▶ _Exercise description_
Copy out each line below that has the word "Major" in it.

— BEGIN —

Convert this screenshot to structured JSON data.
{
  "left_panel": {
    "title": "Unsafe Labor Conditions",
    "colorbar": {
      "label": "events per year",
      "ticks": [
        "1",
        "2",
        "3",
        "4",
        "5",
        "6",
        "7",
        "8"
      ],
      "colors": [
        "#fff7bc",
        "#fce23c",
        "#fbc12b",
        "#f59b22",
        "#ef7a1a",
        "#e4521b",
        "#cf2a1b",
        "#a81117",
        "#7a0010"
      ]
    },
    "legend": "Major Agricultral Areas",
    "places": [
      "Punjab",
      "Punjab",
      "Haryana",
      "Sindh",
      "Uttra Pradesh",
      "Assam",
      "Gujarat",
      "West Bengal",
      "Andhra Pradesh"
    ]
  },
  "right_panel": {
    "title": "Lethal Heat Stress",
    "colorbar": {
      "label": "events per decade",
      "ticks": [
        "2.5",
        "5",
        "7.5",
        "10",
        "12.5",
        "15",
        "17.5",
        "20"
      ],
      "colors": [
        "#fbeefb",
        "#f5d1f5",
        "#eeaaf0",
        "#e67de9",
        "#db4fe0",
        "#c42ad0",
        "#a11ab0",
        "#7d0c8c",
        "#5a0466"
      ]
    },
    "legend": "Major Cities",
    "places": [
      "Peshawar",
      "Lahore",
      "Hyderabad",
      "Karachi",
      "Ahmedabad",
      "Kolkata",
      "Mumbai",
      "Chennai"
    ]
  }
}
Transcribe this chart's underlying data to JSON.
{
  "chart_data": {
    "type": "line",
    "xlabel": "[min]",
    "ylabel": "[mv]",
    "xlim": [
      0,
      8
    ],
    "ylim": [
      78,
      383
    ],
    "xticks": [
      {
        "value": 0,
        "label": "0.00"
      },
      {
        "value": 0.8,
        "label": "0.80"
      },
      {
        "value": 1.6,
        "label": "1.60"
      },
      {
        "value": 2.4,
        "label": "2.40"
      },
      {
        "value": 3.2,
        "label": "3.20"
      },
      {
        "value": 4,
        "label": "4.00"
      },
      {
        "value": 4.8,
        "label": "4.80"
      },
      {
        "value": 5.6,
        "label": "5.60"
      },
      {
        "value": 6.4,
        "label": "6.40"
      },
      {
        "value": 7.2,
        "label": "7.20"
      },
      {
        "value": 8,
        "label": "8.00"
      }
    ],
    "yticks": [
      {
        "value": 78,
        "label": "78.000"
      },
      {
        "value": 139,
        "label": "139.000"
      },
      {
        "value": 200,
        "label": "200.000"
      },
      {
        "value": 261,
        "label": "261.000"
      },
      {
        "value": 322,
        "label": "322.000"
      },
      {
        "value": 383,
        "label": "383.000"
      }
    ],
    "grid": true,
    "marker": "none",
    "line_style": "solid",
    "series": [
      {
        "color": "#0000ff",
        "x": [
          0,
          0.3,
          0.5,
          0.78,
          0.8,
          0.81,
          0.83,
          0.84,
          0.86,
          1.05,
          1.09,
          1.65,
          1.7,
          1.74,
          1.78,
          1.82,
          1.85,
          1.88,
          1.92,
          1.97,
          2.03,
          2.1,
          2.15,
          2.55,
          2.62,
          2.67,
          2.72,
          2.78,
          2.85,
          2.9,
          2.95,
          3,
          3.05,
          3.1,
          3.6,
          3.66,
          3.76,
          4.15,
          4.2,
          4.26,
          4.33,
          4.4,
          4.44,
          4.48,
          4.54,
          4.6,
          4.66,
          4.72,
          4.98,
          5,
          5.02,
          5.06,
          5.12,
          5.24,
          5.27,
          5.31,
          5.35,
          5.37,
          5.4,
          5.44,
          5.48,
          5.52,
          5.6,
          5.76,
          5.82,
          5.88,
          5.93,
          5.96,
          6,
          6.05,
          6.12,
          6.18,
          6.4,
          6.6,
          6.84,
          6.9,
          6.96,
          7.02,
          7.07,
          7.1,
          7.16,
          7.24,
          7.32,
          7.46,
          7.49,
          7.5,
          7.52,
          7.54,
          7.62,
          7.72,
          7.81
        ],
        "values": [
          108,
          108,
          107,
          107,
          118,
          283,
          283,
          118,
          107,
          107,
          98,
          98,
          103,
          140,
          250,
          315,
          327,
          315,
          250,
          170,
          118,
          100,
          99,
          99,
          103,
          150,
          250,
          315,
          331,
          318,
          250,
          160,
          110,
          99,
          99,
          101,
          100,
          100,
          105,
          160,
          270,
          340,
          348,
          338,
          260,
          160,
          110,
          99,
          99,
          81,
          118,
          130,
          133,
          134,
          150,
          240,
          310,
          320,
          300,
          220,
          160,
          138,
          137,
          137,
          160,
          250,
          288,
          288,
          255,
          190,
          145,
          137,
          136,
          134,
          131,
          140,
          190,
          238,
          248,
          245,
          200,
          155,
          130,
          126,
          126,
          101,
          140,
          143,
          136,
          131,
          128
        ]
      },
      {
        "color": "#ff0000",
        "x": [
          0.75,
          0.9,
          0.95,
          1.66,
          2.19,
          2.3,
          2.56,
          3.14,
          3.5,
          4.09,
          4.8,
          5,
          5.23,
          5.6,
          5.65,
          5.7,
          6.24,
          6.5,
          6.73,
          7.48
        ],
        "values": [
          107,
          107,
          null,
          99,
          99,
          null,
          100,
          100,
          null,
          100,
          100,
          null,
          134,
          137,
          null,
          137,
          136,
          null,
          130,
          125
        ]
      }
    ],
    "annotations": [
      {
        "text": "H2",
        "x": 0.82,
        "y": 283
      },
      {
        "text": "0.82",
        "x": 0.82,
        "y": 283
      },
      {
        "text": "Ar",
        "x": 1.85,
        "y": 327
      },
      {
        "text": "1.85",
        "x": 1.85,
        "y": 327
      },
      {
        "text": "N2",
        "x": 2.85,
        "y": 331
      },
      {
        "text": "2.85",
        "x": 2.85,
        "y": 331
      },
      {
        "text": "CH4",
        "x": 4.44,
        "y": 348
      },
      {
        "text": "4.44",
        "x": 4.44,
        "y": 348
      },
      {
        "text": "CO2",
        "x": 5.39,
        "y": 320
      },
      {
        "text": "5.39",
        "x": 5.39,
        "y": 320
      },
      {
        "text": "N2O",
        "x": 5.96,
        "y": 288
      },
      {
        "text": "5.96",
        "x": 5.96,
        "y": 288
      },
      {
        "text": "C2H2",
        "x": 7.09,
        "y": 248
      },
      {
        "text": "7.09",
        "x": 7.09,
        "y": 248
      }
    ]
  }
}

— END —

▶ _Task response_
    "legend": "Major Agricultral Areas",
    "legend": "Major Cities",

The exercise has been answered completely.